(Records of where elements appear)

— begin —

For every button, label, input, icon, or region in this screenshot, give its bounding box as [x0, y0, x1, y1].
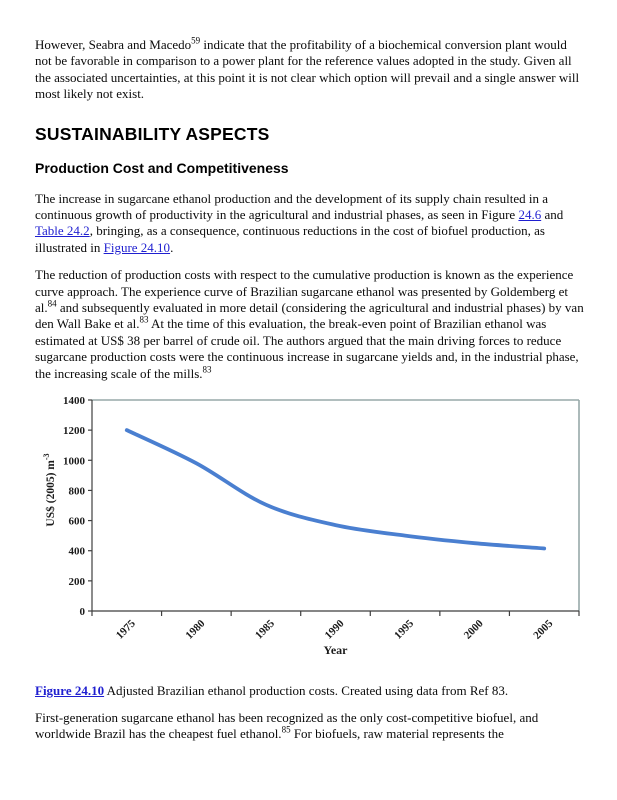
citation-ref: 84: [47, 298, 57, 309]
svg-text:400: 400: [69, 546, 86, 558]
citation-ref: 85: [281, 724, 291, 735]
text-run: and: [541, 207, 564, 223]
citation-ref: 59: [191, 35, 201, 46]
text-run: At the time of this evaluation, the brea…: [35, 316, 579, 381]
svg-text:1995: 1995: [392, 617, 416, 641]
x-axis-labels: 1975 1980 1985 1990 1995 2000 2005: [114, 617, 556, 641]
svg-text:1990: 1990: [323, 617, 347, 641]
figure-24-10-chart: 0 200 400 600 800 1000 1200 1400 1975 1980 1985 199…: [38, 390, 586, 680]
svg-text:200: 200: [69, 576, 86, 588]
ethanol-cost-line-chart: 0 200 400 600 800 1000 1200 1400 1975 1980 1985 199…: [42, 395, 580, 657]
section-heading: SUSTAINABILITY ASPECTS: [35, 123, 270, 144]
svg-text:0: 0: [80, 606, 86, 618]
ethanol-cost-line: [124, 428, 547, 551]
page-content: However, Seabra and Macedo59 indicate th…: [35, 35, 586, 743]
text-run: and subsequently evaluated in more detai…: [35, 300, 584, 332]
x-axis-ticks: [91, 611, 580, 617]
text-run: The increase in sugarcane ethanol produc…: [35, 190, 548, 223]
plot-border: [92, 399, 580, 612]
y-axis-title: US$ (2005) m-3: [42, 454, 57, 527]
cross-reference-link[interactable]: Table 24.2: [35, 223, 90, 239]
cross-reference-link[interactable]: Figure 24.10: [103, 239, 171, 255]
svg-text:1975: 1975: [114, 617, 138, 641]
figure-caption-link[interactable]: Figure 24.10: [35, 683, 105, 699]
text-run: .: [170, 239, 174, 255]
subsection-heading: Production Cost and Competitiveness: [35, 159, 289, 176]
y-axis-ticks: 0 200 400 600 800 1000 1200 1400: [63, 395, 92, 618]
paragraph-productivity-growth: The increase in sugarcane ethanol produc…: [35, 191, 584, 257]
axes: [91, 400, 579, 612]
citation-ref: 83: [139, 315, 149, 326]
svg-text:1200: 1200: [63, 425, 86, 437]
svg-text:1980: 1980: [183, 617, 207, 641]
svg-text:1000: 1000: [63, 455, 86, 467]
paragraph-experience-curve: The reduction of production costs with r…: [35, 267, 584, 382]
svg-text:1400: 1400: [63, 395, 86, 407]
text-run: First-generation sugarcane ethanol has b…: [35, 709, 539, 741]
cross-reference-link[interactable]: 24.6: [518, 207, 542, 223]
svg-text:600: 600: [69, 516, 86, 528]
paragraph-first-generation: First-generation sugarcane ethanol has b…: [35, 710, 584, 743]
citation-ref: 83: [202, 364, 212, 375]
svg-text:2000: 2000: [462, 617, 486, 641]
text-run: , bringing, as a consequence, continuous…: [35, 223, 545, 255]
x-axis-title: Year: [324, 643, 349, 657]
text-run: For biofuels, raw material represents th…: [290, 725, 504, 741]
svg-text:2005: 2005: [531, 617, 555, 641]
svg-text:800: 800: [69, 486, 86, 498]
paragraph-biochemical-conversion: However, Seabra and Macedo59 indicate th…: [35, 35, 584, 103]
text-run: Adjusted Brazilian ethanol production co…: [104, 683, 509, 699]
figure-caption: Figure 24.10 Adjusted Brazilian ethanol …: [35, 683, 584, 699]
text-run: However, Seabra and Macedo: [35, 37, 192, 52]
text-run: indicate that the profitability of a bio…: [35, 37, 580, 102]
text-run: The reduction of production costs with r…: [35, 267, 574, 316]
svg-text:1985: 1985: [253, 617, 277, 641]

— end —
— begin —

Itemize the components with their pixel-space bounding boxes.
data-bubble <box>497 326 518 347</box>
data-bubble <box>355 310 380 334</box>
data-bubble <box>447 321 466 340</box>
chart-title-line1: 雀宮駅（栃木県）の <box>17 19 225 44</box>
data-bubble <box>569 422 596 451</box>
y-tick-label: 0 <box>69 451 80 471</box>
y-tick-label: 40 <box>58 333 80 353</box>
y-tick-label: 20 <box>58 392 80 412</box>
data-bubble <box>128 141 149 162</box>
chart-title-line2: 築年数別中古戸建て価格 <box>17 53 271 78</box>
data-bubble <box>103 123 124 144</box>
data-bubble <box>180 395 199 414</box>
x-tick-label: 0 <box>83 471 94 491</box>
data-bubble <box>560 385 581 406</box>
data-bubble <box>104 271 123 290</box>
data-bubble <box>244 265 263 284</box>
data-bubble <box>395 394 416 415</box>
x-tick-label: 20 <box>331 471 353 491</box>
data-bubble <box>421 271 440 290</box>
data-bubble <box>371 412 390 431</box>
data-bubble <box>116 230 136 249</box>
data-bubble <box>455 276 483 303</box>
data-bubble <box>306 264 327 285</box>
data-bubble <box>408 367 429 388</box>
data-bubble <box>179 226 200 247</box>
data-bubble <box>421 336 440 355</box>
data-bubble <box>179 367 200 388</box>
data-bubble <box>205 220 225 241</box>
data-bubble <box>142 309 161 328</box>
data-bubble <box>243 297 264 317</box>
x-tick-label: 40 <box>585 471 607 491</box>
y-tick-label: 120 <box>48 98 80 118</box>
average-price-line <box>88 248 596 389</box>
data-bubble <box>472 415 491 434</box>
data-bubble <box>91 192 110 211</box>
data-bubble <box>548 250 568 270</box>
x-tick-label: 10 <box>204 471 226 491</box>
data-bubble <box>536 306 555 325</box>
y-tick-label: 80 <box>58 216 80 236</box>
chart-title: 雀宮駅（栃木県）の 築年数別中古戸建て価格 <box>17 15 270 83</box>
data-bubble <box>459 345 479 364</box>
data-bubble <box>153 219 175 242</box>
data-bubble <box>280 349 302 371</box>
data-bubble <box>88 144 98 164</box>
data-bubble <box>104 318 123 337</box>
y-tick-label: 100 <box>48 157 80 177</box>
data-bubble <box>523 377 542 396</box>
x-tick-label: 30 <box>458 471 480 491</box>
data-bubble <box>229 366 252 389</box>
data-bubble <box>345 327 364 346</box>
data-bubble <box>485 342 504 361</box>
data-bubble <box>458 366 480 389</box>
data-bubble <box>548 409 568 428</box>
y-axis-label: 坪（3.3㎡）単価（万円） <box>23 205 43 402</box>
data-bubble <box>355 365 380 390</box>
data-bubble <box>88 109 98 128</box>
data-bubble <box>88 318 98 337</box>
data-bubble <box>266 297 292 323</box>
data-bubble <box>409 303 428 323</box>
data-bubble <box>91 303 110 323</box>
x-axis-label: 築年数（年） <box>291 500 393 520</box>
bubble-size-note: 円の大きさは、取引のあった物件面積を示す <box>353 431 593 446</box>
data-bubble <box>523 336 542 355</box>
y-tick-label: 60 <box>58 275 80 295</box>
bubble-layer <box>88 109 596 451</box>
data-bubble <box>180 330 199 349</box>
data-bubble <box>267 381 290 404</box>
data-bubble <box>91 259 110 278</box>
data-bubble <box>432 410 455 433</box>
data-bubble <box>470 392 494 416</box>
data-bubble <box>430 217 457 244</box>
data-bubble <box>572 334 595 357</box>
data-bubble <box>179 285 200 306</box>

— end —
— begin —

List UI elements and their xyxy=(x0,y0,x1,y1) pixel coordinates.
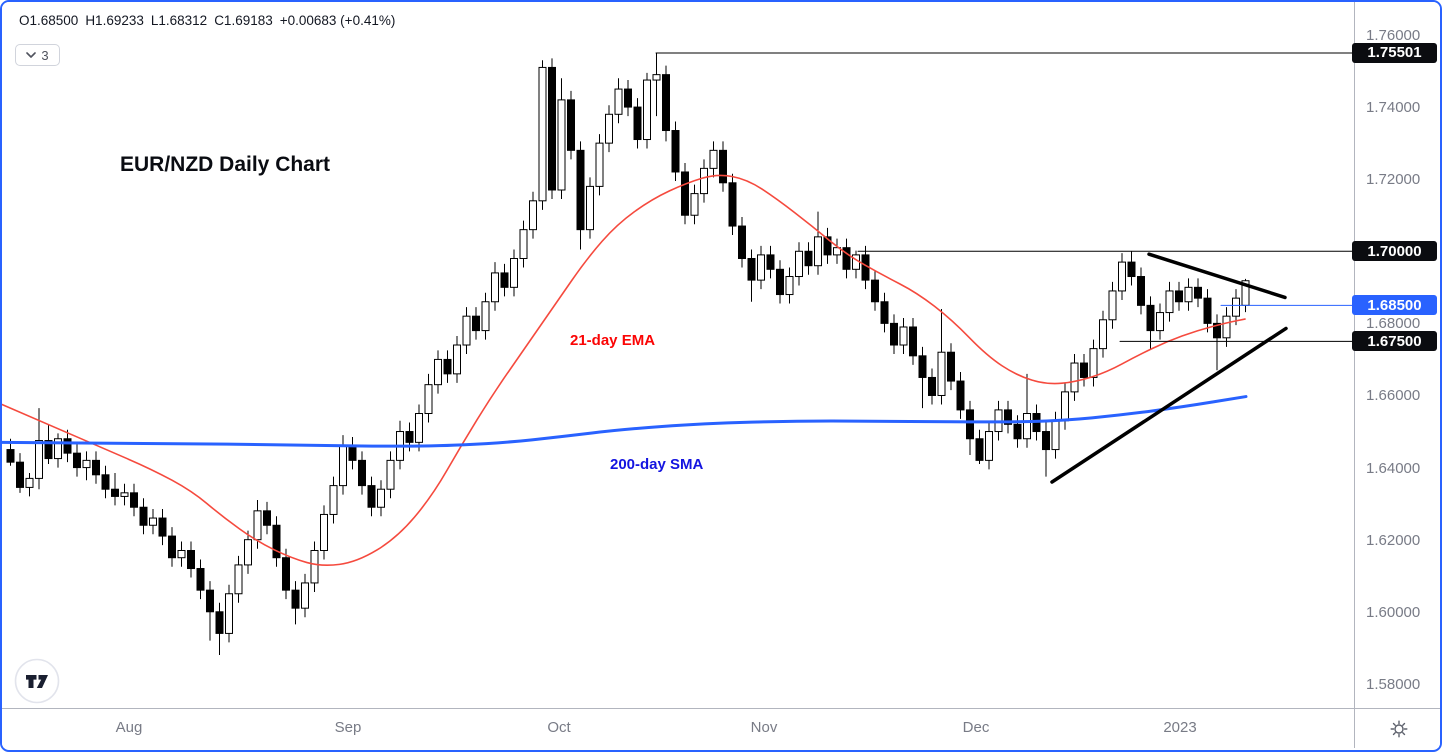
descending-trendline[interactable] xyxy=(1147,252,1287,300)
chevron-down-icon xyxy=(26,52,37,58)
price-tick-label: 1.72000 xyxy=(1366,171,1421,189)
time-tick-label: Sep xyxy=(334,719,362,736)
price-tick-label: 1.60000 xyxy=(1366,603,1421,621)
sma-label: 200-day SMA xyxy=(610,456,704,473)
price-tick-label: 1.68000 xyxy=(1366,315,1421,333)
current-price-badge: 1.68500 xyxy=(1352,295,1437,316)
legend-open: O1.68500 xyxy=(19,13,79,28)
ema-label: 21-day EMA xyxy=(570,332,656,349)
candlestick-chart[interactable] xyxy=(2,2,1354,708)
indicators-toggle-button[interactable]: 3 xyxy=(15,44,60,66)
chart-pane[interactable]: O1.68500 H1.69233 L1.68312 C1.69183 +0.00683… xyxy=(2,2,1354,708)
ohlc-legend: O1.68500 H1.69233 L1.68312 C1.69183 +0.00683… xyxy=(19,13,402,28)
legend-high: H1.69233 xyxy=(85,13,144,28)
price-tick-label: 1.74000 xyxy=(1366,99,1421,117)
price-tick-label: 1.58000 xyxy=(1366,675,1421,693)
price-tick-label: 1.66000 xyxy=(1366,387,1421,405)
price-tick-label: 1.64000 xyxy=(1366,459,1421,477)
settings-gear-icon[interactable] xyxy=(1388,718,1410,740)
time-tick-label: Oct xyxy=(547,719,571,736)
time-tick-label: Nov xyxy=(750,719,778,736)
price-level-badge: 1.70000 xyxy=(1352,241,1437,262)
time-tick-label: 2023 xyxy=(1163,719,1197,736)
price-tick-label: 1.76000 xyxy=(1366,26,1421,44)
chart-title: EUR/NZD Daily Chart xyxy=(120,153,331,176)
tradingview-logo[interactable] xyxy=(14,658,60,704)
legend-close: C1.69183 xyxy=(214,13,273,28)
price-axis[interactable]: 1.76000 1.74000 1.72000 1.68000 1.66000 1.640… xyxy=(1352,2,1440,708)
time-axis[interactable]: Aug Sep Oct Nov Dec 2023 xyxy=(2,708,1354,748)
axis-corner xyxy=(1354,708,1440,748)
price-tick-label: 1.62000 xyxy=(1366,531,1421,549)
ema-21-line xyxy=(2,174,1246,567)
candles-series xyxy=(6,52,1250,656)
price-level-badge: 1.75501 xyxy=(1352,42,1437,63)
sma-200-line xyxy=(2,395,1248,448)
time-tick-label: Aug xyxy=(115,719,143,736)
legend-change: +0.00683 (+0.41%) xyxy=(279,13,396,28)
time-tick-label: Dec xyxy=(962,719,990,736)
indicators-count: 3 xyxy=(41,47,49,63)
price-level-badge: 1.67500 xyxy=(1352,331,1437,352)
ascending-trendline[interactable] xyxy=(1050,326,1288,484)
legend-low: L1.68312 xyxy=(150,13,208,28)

— end —

Problem to work on
Arrange the part of the material that opens with the line containing "descending-trendline[interactable] xyxy=(1147,252,1287,300)" and closes with the line containing "price-tick-label: 1.60000 xyxy=(1366,603,1421,621)" as a Markdown table with the columns No. and Line. Number each row and omit blank lines.

Finished exercise
| No. | Line |
|---|---|
| 1 | descending-trendline[interactable] xyxy=(1147,252,1287,300) |
| 2 | chevron-down-icon xyxy=(26,52,37,58) |
| 3 | price-tick-label: 1.72000 xyxy=(1366,171,1421,189) |
| 4 | time-tick-label: Sep xyxy=(334,719,362,736) |
| 5 | price-tick-label: 1.60000 xyxy=(1366,603,1421,621) |